Your task: Write out the data below in full, unchanged, minus the images.

[Chart and figure data]
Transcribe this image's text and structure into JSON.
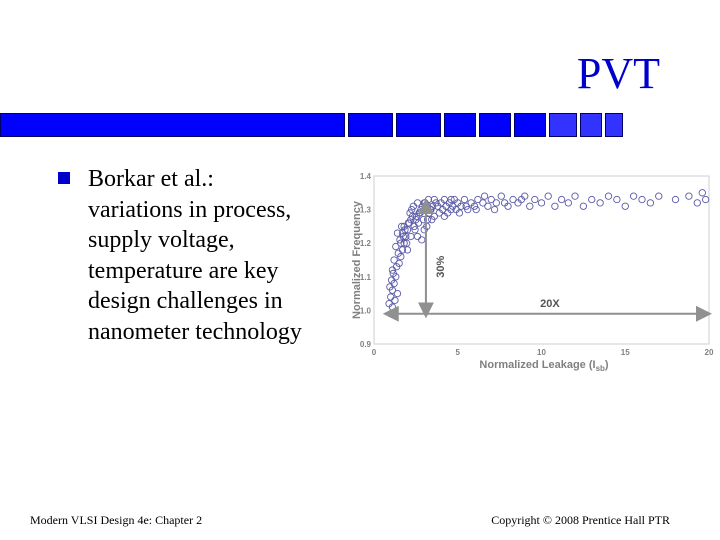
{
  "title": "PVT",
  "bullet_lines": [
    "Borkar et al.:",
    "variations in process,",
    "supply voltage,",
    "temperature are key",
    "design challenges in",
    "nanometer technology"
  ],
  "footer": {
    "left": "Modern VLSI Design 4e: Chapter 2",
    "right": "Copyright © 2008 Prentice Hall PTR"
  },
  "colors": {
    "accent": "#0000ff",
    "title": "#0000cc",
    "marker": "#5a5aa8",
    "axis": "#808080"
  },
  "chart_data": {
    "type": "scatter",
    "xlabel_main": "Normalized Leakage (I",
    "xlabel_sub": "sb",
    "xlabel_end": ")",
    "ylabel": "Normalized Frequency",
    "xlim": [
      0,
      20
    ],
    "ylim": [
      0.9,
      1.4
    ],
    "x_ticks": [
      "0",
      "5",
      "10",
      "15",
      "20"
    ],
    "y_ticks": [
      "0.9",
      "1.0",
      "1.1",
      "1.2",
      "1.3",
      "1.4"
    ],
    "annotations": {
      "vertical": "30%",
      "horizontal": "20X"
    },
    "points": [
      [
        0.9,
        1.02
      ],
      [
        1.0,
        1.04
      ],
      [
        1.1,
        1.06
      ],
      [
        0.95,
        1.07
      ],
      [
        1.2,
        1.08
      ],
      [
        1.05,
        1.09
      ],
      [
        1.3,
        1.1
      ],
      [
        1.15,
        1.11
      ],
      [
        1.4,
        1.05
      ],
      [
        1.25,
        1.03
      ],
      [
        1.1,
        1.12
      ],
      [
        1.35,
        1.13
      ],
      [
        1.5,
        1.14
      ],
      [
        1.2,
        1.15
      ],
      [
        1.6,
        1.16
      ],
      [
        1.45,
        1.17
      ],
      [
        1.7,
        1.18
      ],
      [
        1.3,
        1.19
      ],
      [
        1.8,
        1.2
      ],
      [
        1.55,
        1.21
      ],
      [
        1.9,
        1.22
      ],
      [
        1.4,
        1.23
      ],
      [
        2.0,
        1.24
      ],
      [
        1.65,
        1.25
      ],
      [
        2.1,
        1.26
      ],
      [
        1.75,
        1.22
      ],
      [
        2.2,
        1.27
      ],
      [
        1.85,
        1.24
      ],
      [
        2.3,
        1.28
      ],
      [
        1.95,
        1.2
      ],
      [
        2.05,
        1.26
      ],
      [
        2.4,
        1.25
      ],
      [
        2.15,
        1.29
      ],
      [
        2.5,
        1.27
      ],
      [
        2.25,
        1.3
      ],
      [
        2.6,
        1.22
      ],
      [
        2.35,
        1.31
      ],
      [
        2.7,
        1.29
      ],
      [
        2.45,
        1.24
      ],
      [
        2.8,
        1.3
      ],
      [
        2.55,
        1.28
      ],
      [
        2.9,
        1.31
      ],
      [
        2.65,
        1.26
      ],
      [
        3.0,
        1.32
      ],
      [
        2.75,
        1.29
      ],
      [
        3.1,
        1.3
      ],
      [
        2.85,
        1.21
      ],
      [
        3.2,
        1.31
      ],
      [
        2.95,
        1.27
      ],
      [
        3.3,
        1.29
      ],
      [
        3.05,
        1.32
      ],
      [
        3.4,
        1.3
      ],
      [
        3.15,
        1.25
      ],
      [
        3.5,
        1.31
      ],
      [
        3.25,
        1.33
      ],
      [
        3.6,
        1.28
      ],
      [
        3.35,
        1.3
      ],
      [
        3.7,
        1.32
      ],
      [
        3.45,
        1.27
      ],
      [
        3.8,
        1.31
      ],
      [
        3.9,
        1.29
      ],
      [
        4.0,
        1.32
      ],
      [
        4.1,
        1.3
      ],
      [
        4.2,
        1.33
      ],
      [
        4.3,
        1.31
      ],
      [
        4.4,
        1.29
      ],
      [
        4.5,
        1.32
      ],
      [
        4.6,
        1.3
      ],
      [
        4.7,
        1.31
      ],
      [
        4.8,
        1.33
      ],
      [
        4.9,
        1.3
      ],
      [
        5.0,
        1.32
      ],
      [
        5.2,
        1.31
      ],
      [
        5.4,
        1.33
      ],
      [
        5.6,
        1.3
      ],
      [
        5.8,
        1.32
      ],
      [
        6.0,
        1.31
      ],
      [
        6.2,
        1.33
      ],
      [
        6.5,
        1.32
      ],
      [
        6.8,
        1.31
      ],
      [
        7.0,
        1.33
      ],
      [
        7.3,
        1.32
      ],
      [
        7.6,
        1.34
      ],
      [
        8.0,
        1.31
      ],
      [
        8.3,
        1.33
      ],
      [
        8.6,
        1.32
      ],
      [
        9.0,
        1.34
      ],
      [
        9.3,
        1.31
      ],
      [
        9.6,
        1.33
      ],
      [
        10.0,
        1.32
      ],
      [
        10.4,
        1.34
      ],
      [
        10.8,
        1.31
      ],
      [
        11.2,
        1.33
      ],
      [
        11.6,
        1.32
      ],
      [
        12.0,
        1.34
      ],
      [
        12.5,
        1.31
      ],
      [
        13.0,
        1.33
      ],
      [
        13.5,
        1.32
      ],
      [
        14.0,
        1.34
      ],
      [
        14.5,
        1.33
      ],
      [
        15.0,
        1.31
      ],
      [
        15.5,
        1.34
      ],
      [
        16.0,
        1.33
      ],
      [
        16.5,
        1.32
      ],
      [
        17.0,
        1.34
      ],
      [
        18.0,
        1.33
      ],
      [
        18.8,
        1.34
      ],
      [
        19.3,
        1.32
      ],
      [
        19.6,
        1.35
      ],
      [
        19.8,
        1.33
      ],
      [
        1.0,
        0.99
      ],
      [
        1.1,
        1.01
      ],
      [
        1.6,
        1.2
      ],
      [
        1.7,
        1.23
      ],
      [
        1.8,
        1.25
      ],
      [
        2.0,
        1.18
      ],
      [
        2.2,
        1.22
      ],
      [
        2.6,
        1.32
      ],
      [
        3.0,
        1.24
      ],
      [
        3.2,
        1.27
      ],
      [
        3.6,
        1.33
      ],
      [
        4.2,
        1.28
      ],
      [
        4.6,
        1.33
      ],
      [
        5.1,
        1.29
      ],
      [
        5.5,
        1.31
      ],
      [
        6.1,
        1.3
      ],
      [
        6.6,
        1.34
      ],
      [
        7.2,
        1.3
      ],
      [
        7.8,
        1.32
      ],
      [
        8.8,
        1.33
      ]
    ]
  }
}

Response to this task:
Transcribe this image's text and structure into JSON.
{
  "title": "PVT",
  "bullet_lines": [
    "Borkar et al.:",
    "variations in process,",
    "supply voltage,",
    "temperature are key",
    "design challenges in",
    "nanometer technology"
  ],
  "footer": {
    "left": "Modern VLSI Design 4e: Chapter 2",
    "right": "Copyright © 2008 Prentice Hall PTR"
  },
  "colors": {
    "accent": "#0000ff",
    "title": "#0000cc",
    "marker": "#5a5aa8",
    "axis": "#808080"
  },
  "chart_data": {
    "type": "scatter",
    "xlabel_main": "Normalized Leakage (I",
    "xlabel_sub": "sb",
    "xlabel_end": ")",
    "ylabel": "Normalized Frequency",
    "xlim": [
      0,
      20
    ],
    "ylim": [
      0.9,
      1.4
    ],
    "x_ticks": [
      "0",
      "5",
      "10",
      "15",
      "20"
    ],
    "y_ticks": [
      "0.9",
      "1.0",
      "1.1",
      "1.2",
      "1.3",
      "1.4"
    ],
    "annotations": {
      "vertical": "30%",
      "horizontal": "20X"
    },
    "points": [
      [
        0.9,
        1.02
      ],
      [
        1.0,
        1.04
      ],
      [
        1.1,
        1.06
      ],
      [
        0.95,
        1.07
      ],
      [
        1.2,
        1.08
      ],
      [
        1.05,
        1.09
      ],
      [
        1.3,
        1.1
      ],
      [
        1.15,
        1.11
      ],
      [
        1.4,
        1.05
      ],
      [
        1.25,
        1.03
      ],
      [
        1.1,
        1.12
      ],
      [
        1.35,
        1.13
      ],
      [
        1.5,
        1.14
      ],
      [
        1.2,
        1.15
      ],
      [
        1.6,
        1.16
      ],
      [
        1.45,
        1.17
      ],
      [
        1.7,
        1.18
      ],
      [
        1.3,
        1.19
      ],
      [
        1.8,
        1.2
      ],
      [
        1.55,
        1.21
      ],
      [
        1.9,
        1.22
      ],
      [
        1.4,
        1.23
      ],
      [
        2.0,
        1.24
      ],
      [
        1.65,
        1.25
      ],
      [
        2.1,
        1.26
      ],
      [
        1.75,
        1.22
      ],
      [
        2.2,
        1.27
      ],
      [
        1.85,
        1.24
      ],
      [
        2.3,
        1.28
      ],
      [
        1.95,
        1.2
      ],
      [
        2.05,
        1.26
      ],
      [
        2.4,
        1.25
      ],
      [
        2.15,
        1.29
      ],
      [
        2.5,
        1.27
      ],
      [
        2.25,
        1.3
      ],
      [
        2.6,
        1.22
      ],
      [
        2.35,
        1.31
      ],
      [
        2.7,
        1.29
      ],
      [
        2.45,
        1.24
      ],
      [
        2.8,
        1.3
      ],
      [
        2.55,
        1.28
      ],
      [
        2.9,
        1.31
      ],
      [
        2.65,
        1.26
      ],
      [
        3.0,
        1.32
      ],
      [
        2.75,
        1.29
      ],
      [
        3.1,
        1.3
      ],
      [
        2.85,
        1.21
      ],
      [
        3.2,
        1.31
      ],
      [
        2.95,
        1.27
      ],
      [
        3.3,
        1.29
      ],
      [
        3.05,
        1.32
      ],
      [
        3.4,
        1.3
      ],
      [
        3.15,
        1.25
      ],
      [
        3.5,
        1.31
      ],
      [
        3.25,
        1.33
      ],
      [
        3.6,
        1.28
      ],
      [
        3.35,
        1.3
      ],
      [
        3.7,
        1.32
      ],
      [
        3.45,
        1.27
      ],
      [
        3.8,
        1.31
      ],
      [
        3.9,
        1.29
      ],
      [
        4.0,
        1.32
      ],
      [
        4.1,
        1.3
      ],
      [
        4.2,
        1.33
      ],
      [
        4.3,
        1.31
      ],
      [
        4.4,
        1.29
      ],
      [
        4.5,
        1.32
      ],
      [
        4.6,
        1.3
      ],
      [
        4.7,
        1.31
      ],
      [
        4.8,
        1.33
      ],
      [
        4.9,
        1.3
      ],
      [
        5.0,
        1.32
      ],
      [
        5.2,
        1.31
      ],
      [
        5.4,
        1.33
      ],
      [
        5.6,
        1.3
      ],
      [
        5.8,
        1.32
      ],
      [
        6.0,
        1.31
      ],
      [
        6.2,
        1.33
      ],
      [
        6.5,
        1.32
      ],
      [
        6.8,
        1.31
      ],
      [
        7.0,
        1.33
      ],
      [
        7.3,
        1.32
      ],
      [
        7.6,
        1.34
      ],
      [
        8.0,
        1.31
      ],
      [
        8.3,
        1.33
      ],
      [
        8.6,
        1.32
      ],
      [
        9.0,
        1.34
      ],
      [
        9.3,
        1.31
      ],
      [
        9.6,
        1.33
      ],
      [
        10.0,
        1.32
      ],
      [
        10.4,
        1.34
      ],
      [
        10.8,
        1.31
      ],
      [
        11.2,
        1.33
      ],
      [
        11.6,
        1.32
      ],
      [
        12.0,
        1.34
      ],
      [
        12.5,
        1.31
      ],
      [
        13.0,
        1.33
      ],
      [
        13.5,
        1.32
      ],
      [
        14.0,
        1.34
      ],
      [
        14.5,
        1.33
      ],
      [
        15.0,
        1.31
      ],
      [
        15.5,
        1.34
      ],
      [
        16.0,
        1.33
      ],
      [
        16.5,
        1.32
      ],
      [
        17.0,
        1.34
      ],
      [
        18.0,
        1.33
      ],
      [
        18.8,
        1.34
      ],
      [
        19.3,
        1.32
      ],
      [
        19.6,
        1.35
      ],
      [
        19.8,
        1.33
      ],
      [
        1.0,
        0.99
      ],
      [
        1.1,
        1.01
      ],
      [
        1.6,
        1.2
      ],
      [
        1.7,
        1.23
      ],
      [
        1.8,
        1.25
      ],
      [
        2.0,
        1.18
      ],
      [
        2.2,
        1.22
      ],
      [
        2.6,
        1.32
      ],
      [
        3.0,
        1.24
      ],
      [
        3.2,
        1.27
      ],
      [
        3.6,
        1.33
      ],
      [
        4.2,
        1.28
      ],
      [
        4.6,
        1.33
      ],
      [
        5.1,
        1.29
      ],
      [
        5.5,
        1.31
      ],
      [
        6.1,
        1.3
      ],
      [
        6.6,
        1.34
      ],
      [
        7.2,
        1.3
      ],
      [
        7.8,
        1.32
      ],
      [
        8.8,
        1.33
      ]
    ]
  }
}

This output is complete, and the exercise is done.